# What is expected:
Provide only the number of lines in the records below that contain "Papillary".

# Extracted records:
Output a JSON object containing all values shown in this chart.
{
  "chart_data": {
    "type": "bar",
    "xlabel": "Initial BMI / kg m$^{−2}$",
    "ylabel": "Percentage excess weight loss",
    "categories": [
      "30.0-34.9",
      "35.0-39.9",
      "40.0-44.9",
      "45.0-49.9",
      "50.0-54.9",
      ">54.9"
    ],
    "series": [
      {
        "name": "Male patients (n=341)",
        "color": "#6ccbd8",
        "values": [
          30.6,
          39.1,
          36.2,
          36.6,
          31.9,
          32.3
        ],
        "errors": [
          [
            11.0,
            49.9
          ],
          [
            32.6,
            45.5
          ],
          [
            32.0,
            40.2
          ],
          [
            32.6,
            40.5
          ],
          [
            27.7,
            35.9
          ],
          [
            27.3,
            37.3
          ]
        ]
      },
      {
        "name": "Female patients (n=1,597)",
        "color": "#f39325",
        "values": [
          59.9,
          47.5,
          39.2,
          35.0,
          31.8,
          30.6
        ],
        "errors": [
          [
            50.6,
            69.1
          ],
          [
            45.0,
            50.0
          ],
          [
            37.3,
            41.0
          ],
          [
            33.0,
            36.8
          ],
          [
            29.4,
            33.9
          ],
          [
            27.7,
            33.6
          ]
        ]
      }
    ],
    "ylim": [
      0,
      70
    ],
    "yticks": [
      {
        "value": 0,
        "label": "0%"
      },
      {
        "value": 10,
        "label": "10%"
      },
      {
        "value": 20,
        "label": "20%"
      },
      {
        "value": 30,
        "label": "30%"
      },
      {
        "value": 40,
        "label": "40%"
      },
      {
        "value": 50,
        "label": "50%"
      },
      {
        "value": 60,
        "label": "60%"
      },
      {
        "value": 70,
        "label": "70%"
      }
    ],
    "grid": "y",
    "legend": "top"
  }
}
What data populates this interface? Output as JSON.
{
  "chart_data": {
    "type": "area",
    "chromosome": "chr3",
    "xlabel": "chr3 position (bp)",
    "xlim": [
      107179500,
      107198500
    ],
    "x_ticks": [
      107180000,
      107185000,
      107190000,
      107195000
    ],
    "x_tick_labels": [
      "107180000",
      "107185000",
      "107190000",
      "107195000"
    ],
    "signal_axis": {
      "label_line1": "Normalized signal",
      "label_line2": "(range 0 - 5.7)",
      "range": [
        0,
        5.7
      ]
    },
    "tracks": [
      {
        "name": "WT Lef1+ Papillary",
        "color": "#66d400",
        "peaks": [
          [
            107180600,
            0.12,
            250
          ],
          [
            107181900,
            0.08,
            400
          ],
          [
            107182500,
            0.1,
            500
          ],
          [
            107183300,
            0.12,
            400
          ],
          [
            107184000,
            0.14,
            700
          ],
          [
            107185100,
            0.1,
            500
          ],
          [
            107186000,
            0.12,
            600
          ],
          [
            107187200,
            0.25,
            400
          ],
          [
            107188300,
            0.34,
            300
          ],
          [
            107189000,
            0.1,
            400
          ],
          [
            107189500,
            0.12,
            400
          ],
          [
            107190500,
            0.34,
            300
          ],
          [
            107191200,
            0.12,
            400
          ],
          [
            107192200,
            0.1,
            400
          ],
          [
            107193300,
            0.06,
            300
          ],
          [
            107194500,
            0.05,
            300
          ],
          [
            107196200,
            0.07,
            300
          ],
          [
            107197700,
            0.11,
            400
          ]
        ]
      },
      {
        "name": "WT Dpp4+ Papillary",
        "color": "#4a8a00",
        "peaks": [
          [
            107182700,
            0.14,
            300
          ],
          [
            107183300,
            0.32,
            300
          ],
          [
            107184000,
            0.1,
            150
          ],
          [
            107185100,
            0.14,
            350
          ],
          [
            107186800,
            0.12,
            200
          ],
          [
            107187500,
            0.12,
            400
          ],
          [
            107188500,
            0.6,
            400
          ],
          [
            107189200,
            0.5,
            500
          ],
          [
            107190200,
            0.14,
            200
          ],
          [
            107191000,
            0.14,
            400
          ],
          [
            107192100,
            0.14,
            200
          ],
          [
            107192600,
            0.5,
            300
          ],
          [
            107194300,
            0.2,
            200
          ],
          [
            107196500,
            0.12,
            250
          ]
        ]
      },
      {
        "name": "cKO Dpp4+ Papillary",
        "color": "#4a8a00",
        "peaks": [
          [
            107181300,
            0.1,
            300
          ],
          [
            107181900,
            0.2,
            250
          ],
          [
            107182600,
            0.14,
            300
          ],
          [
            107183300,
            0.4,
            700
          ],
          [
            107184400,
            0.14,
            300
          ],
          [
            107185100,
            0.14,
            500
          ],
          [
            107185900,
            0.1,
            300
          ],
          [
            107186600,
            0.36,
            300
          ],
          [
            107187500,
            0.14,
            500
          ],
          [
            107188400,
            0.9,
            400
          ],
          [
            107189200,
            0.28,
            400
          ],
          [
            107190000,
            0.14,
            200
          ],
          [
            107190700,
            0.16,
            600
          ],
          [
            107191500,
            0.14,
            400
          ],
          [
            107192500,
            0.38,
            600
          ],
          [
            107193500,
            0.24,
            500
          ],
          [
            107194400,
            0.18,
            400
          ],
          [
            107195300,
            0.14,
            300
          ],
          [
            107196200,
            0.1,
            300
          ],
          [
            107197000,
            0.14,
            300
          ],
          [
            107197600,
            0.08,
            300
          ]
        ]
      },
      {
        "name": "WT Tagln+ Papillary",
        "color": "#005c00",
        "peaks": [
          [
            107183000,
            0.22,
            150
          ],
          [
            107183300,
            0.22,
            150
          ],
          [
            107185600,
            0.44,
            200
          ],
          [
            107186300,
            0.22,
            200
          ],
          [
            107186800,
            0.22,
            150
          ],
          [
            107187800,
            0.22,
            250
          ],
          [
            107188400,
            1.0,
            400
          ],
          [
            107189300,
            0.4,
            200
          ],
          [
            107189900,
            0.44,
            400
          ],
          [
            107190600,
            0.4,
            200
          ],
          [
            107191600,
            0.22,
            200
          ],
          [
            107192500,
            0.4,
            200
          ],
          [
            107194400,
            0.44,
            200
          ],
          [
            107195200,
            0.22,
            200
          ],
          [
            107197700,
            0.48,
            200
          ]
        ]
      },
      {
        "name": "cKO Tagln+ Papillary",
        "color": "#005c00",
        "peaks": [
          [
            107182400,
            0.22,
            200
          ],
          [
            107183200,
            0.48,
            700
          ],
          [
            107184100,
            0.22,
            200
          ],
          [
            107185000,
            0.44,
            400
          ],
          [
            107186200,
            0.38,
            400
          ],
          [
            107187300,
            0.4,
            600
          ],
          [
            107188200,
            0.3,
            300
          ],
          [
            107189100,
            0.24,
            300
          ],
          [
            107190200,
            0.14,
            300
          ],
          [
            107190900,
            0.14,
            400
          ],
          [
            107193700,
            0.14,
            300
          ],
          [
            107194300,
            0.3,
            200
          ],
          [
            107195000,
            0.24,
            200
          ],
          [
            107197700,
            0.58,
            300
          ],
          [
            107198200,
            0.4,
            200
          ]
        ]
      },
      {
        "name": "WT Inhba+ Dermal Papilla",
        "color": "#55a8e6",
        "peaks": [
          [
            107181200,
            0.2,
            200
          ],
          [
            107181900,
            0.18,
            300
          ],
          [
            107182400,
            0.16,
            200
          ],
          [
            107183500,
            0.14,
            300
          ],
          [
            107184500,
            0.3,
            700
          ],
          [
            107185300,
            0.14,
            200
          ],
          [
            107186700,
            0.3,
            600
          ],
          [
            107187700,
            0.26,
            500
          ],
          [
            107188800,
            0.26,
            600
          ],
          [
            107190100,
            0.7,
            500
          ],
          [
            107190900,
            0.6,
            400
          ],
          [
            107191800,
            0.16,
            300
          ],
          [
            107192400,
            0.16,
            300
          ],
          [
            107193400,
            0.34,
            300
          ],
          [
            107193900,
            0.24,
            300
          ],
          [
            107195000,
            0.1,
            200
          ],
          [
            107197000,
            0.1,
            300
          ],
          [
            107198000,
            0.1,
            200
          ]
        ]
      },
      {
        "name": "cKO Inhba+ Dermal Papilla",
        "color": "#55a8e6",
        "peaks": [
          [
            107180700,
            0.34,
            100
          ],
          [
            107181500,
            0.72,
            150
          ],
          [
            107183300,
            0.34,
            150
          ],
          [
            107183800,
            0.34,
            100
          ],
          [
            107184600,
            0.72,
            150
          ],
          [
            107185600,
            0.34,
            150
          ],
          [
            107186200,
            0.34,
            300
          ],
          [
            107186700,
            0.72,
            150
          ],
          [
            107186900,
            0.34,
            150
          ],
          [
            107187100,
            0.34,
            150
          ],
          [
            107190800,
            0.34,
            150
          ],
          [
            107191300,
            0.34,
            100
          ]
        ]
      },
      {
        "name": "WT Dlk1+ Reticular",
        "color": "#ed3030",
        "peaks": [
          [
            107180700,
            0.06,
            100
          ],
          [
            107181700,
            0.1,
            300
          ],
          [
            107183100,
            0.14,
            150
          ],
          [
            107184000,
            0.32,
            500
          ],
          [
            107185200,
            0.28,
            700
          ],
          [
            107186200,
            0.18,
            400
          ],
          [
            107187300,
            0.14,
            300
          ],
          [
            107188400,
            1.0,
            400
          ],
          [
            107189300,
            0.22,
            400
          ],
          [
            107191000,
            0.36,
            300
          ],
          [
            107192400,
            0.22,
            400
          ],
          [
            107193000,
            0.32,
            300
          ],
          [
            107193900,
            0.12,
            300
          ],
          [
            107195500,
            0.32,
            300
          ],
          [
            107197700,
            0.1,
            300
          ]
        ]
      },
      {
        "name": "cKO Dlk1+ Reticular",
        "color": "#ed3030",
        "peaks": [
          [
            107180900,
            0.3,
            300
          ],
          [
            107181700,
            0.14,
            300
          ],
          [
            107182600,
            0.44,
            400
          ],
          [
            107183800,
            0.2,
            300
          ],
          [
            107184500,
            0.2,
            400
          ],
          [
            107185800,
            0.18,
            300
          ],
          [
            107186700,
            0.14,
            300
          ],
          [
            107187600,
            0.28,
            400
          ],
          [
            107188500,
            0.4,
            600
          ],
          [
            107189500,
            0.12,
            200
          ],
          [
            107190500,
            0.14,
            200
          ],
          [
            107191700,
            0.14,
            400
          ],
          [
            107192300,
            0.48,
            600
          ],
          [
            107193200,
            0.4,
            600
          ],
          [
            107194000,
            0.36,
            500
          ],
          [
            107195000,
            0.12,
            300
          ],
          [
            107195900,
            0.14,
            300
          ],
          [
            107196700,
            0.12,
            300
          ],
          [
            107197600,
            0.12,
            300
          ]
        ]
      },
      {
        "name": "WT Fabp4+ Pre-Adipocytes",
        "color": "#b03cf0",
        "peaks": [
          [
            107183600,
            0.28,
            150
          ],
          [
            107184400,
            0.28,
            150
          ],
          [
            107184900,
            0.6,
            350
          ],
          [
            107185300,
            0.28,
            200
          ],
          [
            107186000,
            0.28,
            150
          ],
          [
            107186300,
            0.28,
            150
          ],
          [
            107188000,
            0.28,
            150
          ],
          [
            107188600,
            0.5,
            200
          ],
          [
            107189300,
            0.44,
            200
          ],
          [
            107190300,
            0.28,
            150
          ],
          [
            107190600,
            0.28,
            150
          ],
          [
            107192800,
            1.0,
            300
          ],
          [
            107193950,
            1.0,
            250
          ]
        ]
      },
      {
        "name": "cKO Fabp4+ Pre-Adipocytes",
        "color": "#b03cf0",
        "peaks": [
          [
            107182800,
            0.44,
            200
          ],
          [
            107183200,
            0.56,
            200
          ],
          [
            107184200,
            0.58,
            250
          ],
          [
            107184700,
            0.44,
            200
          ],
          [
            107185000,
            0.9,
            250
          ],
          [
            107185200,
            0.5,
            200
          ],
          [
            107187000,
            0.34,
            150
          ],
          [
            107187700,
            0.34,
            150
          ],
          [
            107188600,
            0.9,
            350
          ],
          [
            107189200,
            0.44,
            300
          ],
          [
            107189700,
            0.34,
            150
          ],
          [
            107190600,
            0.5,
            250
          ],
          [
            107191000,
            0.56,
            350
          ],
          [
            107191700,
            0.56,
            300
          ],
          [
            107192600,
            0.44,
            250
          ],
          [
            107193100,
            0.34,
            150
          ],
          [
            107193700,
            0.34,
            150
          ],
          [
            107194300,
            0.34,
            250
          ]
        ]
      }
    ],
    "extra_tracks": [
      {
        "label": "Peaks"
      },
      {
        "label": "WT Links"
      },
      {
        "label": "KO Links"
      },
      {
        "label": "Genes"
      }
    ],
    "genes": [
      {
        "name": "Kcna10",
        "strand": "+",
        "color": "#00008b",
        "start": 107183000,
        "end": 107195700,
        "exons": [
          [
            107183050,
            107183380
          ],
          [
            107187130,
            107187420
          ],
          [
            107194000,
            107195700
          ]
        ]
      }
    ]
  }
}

# Worked solution:
5